* WRITTEN PROBLEM *
Report how many lines contain "text"; state the number and nothing else.

* RECORDS SUPPLIED *
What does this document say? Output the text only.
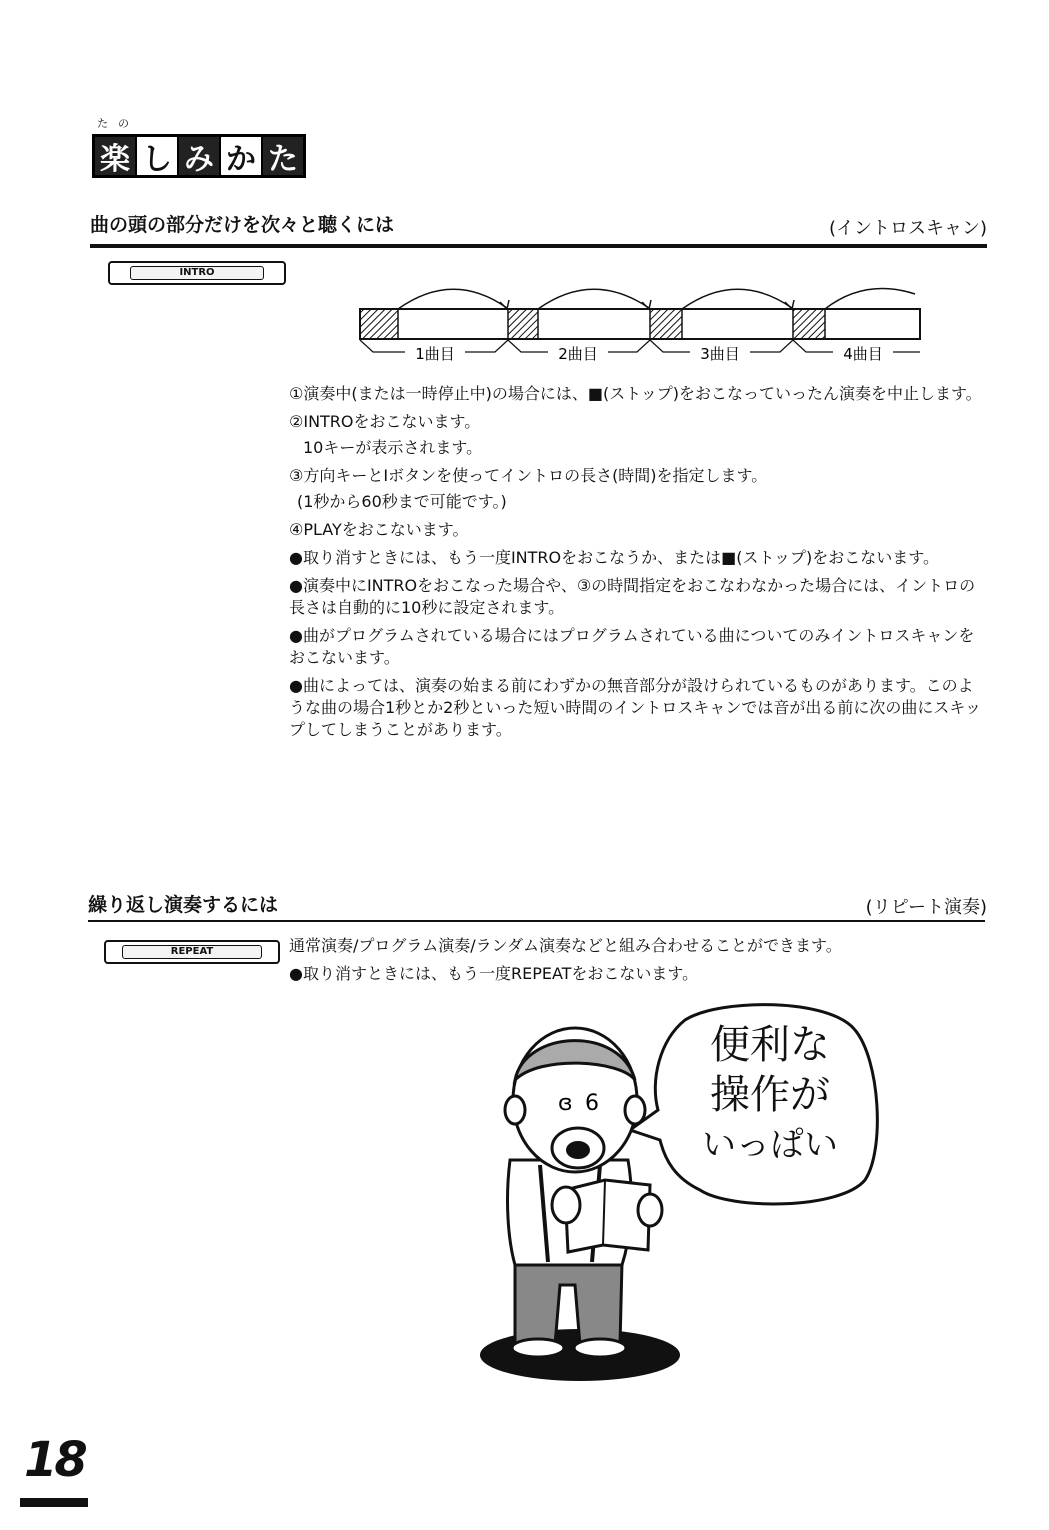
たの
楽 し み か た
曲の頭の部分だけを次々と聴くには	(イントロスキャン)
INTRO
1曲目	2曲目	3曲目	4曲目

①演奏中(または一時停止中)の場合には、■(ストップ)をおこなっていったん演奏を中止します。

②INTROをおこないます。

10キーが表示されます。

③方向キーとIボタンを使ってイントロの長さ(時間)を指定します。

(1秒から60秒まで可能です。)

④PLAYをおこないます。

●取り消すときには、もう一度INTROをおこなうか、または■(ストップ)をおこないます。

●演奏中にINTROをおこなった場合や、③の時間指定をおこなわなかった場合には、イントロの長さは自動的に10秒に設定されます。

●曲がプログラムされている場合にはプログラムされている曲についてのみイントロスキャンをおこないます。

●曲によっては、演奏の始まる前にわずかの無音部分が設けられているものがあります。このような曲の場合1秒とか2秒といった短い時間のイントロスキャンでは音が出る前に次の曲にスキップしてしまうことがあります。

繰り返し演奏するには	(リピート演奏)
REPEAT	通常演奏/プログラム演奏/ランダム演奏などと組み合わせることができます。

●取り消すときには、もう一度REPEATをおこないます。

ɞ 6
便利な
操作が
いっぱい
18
* * *
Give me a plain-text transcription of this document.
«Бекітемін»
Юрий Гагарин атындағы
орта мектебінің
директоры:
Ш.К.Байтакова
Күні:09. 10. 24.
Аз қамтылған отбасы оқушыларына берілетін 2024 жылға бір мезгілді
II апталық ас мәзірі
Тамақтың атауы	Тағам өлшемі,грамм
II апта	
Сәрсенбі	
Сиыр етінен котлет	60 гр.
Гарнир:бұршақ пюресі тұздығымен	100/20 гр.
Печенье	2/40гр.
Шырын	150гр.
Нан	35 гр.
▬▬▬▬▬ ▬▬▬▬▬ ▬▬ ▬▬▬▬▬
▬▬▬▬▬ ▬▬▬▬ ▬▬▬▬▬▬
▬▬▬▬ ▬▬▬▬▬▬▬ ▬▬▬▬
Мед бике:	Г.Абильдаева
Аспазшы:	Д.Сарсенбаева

* TASK RESULT *
2